(Task instructions):
Wherever the string "lower" occurs in a line of these records, report that line.

Top of Provided material

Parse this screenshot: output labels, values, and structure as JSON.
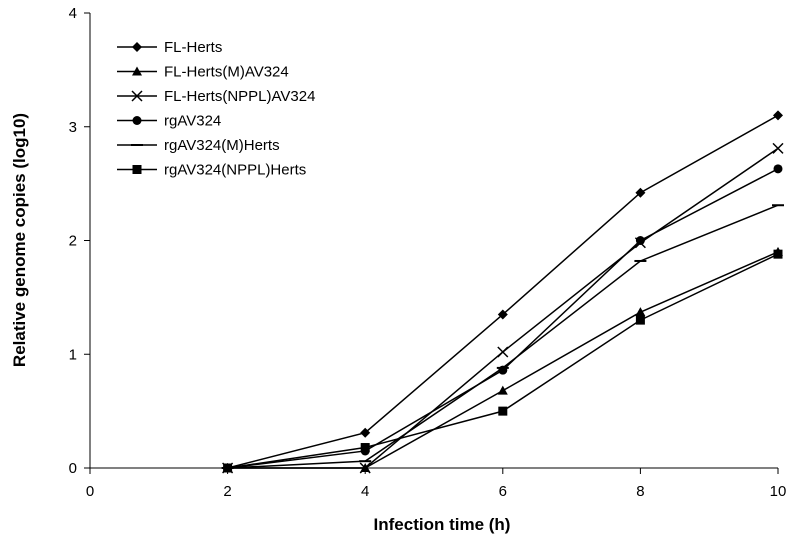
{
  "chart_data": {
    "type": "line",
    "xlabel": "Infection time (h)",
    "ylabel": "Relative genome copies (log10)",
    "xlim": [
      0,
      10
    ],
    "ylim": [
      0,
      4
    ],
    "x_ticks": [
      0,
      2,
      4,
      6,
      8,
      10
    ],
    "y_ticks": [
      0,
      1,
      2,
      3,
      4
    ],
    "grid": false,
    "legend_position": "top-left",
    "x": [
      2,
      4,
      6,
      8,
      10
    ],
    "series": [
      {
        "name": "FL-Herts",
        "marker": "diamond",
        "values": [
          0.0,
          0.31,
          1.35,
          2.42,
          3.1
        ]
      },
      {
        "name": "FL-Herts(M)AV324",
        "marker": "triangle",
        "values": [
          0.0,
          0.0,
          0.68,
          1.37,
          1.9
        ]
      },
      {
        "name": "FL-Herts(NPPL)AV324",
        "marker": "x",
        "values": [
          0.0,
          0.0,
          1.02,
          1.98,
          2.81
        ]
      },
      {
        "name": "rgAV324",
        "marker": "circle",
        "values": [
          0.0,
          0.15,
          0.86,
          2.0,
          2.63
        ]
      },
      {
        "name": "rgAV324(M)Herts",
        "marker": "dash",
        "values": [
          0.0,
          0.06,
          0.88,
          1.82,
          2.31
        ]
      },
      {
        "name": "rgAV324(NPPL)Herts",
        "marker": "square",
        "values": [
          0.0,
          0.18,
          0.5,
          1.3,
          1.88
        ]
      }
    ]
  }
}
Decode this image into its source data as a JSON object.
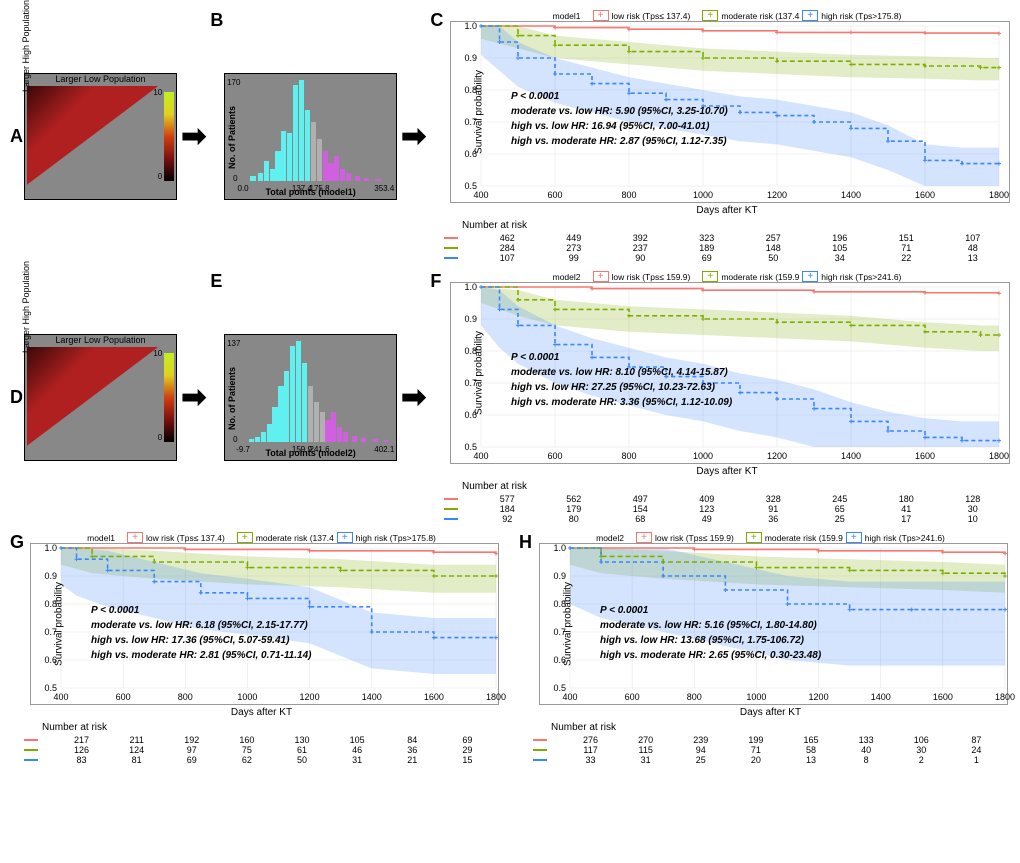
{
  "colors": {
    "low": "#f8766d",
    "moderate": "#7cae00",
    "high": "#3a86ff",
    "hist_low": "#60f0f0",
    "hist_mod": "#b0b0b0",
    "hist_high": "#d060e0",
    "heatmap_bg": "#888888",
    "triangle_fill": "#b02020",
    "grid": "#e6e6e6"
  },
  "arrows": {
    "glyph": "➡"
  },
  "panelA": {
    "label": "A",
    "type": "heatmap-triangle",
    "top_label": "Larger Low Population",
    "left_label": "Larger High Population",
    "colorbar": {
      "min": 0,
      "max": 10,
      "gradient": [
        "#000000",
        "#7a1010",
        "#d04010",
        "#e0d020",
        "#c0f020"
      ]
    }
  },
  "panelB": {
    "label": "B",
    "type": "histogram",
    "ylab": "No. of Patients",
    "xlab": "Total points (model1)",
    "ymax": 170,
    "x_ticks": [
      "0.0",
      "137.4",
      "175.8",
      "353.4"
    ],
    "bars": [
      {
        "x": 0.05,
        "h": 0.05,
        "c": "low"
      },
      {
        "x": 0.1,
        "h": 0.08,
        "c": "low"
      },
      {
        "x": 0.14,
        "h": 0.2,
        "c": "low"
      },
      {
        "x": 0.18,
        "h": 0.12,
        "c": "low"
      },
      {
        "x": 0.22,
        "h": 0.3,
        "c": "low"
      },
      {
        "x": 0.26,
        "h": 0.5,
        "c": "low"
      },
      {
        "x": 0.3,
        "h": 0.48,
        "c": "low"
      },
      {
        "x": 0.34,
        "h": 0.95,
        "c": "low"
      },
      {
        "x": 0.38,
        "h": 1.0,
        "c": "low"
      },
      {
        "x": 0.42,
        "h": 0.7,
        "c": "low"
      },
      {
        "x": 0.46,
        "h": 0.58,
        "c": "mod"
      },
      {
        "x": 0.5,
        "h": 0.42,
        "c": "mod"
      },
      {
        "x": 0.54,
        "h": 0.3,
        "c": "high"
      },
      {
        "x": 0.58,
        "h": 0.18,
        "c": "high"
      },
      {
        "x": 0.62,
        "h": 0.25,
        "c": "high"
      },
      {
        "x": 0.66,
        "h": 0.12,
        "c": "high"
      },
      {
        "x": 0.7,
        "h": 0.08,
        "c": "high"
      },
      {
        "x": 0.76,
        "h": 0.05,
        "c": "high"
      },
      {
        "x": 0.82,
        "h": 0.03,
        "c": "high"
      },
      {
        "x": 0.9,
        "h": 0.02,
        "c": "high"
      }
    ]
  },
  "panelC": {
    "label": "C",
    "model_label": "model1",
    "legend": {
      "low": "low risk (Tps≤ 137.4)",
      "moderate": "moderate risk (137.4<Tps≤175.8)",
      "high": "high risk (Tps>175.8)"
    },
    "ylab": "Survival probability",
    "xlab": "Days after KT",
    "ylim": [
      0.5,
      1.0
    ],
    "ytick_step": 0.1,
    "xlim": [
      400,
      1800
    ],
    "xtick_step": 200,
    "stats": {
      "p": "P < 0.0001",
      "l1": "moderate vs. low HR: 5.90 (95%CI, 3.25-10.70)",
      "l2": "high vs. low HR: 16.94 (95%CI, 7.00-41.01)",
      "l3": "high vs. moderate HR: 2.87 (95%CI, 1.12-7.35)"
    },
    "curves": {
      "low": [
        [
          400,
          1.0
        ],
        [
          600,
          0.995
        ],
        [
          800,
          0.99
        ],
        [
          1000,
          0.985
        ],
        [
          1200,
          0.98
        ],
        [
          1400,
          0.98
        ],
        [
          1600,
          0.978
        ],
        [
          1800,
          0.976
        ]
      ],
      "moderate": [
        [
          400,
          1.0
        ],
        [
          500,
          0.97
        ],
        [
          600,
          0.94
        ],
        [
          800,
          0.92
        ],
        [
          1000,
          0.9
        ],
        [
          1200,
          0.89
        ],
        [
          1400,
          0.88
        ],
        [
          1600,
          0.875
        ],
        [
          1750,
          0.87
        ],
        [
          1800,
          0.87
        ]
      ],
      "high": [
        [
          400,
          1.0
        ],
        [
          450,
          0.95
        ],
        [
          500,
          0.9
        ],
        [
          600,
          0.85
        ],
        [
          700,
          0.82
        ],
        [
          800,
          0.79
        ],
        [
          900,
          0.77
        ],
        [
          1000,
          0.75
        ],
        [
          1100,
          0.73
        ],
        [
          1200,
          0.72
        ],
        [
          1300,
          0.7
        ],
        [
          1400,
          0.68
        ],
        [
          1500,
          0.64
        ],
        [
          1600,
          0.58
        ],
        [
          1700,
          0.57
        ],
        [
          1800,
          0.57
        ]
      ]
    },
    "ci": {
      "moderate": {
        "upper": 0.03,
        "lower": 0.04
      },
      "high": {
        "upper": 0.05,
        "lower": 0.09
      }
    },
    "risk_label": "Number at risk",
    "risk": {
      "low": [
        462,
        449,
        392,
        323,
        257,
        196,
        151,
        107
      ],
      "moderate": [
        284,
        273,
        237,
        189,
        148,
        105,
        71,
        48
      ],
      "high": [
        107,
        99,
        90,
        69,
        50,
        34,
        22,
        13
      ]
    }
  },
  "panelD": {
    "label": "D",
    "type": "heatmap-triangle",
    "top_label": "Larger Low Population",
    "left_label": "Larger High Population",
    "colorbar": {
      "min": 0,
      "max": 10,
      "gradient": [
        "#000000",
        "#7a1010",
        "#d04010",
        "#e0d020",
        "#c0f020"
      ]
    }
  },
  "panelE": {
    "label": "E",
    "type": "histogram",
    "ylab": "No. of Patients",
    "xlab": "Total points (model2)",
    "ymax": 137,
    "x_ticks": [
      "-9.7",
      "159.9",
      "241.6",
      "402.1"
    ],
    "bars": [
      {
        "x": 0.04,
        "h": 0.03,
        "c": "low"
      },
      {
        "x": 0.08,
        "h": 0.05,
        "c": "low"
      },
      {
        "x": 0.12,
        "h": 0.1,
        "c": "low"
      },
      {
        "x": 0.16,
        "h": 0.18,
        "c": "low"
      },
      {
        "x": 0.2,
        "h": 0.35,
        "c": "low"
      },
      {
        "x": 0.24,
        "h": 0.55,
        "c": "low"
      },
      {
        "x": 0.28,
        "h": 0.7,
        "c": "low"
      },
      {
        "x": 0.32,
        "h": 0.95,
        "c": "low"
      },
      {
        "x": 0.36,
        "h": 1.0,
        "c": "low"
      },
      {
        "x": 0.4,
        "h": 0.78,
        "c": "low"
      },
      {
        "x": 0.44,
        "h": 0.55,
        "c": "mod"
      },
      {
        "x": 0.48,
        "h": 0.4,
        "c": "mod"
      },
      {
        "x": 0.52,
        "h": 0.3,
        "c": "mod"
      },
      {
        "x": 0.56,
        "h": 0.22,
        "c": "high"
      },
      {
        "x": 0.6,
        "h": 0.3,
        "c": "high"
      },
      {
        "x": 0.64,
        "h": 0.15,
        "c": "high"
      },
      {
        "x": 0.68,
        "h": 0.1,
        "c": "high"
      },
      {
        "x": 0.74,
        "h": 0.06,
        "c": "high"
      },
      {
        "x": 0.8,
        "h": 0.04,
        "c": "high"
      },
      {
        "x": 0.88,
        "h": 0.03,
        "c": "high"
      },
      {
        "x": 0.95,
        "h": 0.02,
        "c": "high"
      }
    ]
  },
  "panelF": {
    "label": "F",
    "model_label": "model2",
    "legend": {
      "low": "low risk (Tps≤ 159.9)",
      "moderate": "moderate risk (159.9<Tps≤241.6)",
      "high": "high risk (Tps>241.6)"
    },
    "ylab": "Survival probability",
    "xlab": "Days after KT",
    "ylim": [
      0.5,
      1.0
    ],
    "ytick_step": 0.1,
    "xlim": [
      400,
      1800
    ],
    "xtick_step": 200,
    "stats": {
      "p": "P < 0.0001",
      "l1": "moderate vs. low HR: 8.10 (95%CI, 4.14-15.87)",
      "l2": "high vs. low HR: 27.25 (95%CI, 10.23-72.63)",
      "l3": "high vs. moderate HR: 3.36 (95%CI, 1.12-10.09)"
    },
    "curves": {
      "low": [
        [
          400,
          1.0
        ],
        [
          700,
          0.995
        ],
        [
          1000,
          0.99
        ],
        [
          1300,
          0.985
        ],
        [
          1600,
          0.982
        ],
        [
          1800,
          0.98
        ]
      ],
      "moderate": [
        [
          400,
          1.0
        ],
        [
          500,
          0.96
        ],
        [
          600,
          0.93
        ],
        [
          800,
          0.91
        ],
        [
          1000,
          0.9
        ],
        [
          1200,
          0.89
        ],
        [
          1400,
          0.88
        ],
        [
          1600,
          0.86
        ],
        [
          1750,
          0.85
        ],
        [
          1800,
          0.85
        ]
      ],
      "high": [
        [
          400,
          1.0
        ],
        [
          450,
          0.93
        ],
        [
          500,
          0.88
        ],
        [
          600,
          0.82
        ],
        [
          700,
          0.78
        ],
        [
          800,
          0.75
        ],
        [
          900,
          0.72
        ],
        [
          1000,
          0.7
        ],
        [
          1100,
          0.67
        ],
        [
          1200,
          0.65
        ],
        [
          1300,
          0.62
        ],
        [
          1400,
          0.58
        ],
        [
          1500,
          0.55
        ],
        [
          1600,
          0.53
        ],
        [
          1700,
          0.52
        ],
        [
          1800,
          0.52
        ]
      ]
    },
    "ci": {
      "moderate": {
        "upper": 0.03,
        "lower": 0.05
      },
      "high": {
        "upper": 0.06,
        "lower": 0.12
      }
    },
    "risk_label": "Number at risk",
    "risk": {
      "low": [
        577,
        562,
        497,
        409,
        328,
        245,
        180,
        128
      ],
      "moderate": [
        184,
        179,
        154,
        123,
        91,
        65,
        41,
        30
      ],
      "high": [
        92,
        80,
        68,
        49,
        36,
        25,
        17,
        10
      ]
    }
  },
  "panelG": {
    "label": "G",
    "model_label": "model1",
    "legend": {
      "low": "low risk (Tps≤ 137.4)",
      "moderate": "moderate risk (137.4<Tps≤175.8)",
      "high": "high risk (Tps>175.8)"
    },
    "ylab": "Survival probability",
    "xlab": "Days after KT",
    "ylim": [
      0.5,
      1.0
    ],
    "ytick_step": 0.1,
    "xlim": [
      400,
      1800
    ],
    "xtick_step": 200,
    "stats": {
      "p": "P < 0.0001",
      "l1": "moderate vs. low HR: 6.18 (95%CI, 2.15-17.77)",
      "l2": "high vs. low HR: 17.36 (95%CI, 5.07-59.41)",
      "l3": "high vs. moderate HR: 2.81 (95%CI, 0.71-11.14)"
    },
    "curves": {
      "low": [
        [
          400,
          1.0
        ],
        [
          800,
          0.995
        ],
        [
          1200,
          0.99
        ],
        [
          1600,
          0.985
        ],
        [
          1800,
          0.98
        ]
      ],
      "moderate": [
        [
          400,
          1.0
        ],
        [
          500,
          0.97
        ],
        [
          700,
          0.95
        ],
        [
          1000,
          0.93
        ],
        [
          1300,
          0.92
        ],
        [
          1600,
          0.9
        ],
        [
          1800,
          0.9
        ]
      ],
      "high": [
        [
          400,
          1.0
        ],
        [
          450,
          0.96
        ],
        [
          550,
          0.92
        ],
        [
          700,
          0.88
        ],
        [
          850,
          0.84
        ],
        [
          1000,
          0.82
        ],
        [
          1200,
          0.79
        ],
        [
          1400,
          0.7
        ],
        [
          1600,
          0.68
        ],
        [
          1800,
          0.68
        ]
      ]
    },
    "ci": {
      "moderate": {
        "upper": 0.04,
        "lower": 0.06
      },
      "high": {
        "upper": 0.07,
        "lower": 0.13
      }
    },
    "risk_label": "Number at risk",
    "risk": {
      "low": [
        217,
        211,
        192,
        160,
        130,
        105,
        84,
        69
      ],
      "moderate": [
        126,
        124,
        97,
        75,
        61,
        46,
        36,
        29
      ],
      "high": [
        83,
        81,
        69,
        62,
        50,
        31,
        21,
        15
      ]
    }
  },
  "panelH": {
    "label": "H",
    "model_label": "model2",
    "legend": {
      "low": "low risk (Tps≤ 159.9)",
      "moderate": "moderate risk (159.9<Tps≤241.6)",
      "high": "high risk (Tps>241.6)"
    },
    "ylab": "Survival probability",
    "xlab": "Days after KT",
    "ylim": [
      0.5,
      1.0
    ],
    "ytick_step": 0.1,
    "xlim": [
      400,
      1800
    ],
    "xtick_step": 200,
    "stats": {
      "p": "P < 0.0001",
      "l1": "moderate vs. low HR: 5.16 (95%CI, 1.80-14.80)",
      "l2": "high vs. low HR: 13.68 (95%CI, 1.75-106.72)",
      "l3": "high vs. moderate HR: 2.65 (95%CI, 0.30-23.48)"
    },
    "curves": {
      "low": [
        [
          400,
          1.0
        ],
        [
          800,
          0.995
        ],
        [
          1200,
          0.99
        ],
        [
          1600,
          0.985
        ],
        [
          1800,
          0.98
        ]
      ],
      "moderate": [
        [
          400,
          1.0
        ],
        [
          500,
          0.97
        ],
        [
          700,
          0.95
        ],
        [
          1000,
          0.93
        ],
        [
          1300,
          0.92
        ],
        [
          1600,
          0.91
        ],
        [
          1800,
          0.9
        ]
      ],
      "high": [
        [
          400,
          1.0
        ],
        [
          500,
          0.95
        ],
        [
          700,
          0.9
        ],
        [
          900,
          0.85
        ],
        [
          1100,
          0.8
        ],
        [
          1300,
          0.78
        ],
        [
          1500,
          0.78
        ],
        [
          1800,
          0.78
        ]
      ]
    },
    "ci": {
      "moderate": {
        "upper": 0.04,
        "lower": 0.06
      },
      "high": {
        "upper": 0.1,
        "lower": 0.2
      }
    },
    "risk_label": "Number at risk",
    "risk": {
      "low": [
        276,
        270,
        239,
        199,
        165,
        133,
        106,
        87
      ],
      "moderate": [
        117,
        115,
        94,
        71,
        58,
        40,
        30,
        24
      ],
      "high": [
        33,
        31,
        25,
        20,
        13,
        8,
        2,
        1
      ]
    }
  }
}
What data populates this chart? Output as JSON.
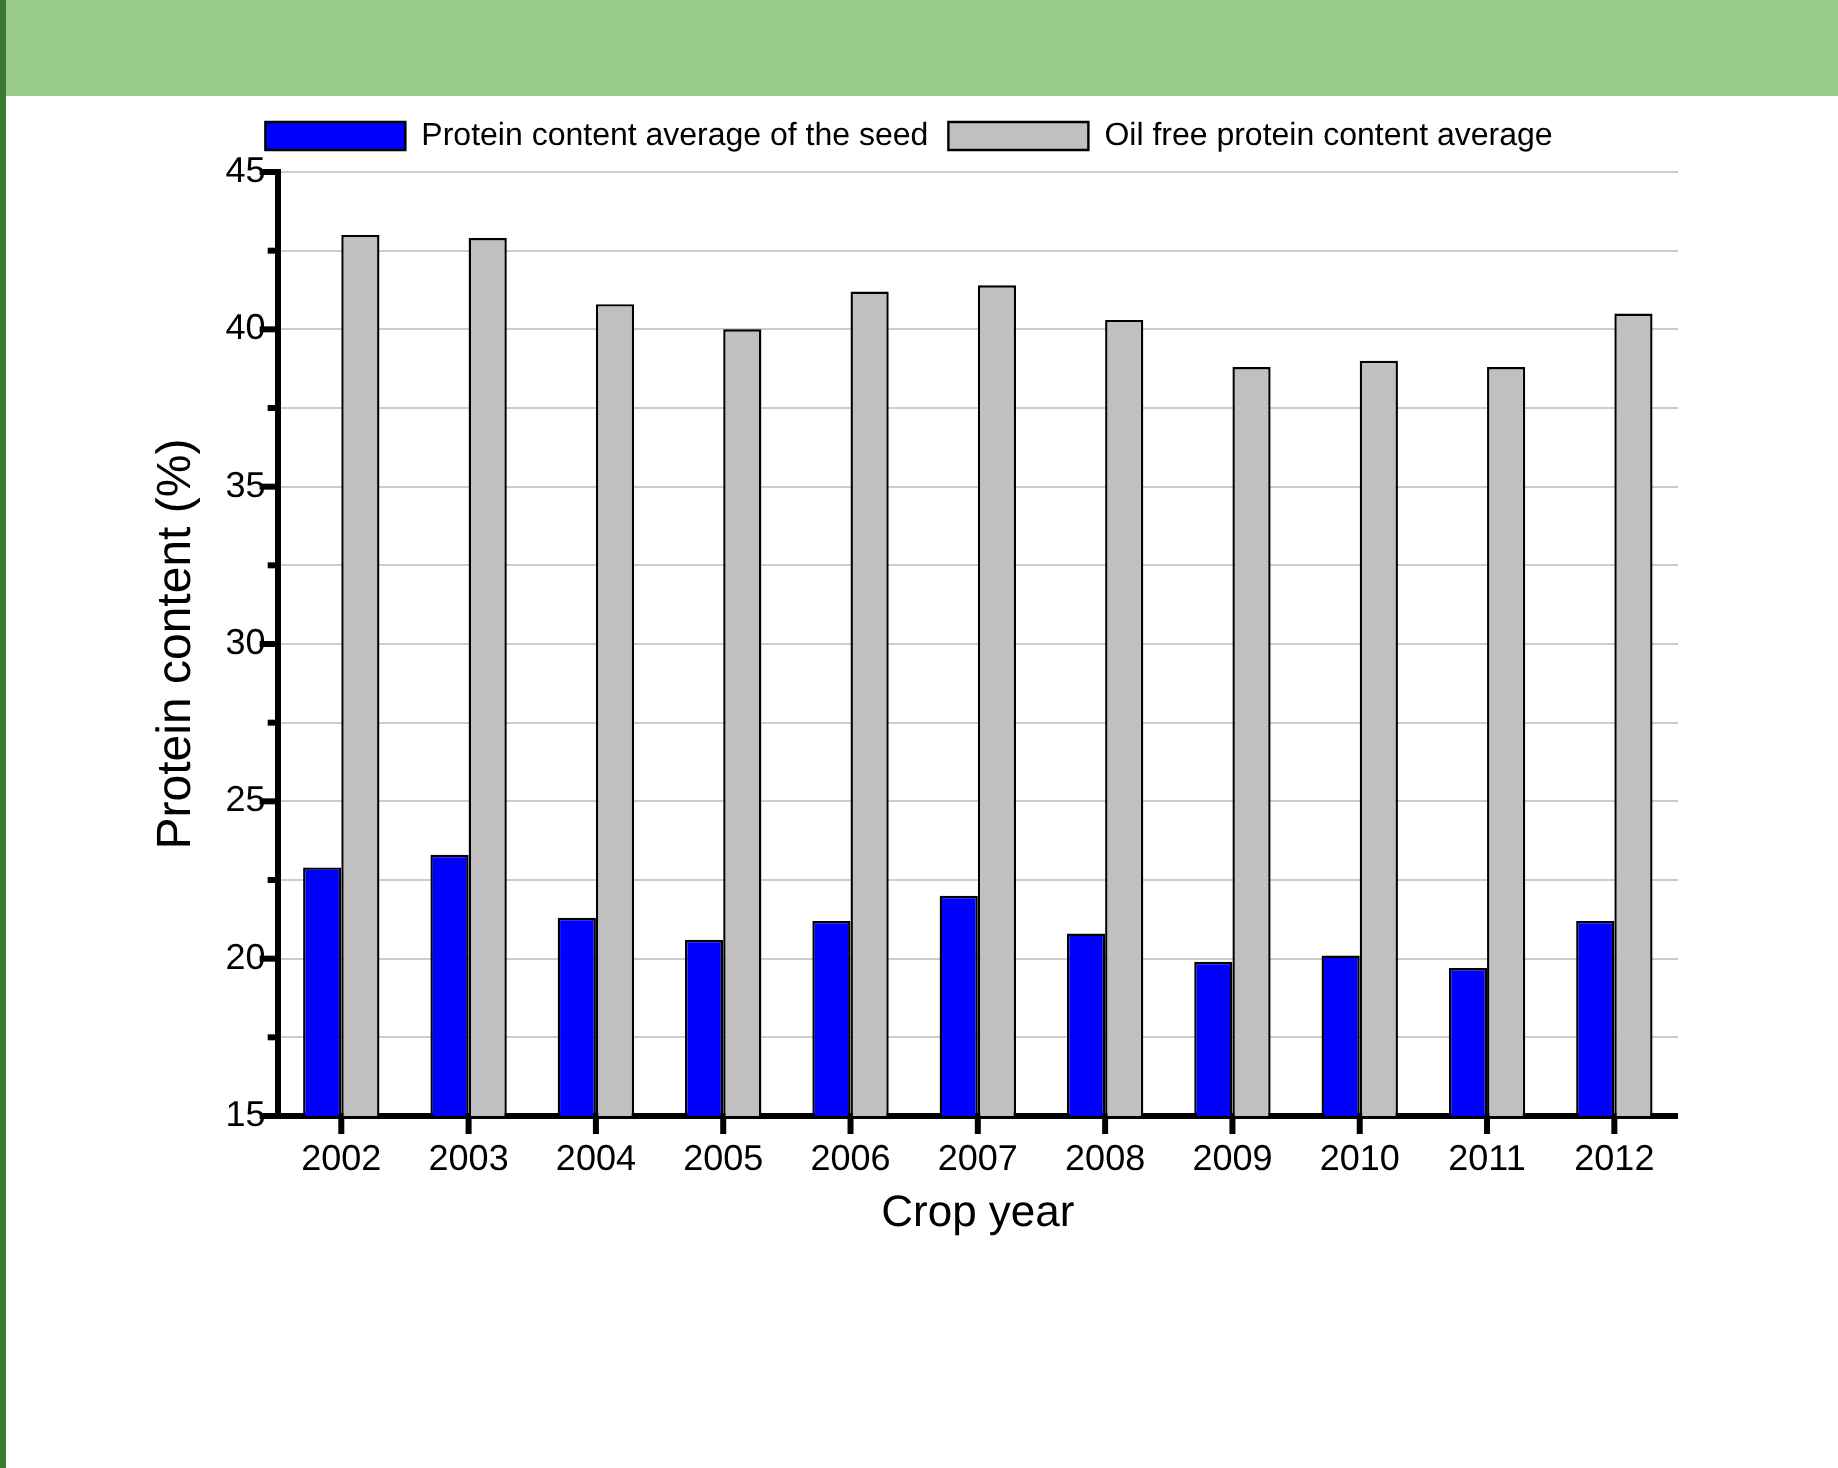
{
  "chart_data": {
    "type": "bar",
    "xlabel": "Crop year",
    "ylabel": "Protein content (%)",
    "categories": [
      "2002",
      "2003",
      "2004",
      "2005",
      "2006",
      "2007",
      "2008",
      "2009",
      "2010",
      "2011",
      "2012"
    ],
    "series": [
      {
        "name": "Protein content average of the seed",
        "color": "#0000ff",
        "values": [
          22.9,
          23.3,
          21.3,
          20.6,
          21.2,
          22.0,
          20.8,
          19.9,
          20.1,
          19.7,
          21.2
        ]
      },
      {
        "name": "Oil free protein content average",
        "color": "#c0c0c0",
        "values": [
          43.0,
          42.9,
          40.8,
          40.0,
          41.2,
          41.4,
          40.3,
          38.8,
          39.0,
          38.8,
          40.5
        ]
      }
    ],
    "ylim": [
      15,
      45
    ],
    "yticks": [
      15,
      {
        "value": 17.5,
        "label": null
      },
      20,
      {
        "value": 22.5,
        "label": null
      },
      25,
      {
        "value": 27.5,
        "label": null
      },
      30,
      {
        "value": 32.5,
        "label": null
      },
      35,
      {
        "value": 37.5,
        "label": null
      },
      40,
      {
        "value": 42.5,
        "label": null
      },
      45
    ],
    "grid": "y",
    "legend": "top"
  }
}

Bottom of Provided material

(Response):
        "lower": 0.04
        "lower": 0.09
        "lower": 0.05
        "lower": 0.12
        "lower": 0.06
        "lower": 0.13
        "lower": 0.06
        "lower": 0.2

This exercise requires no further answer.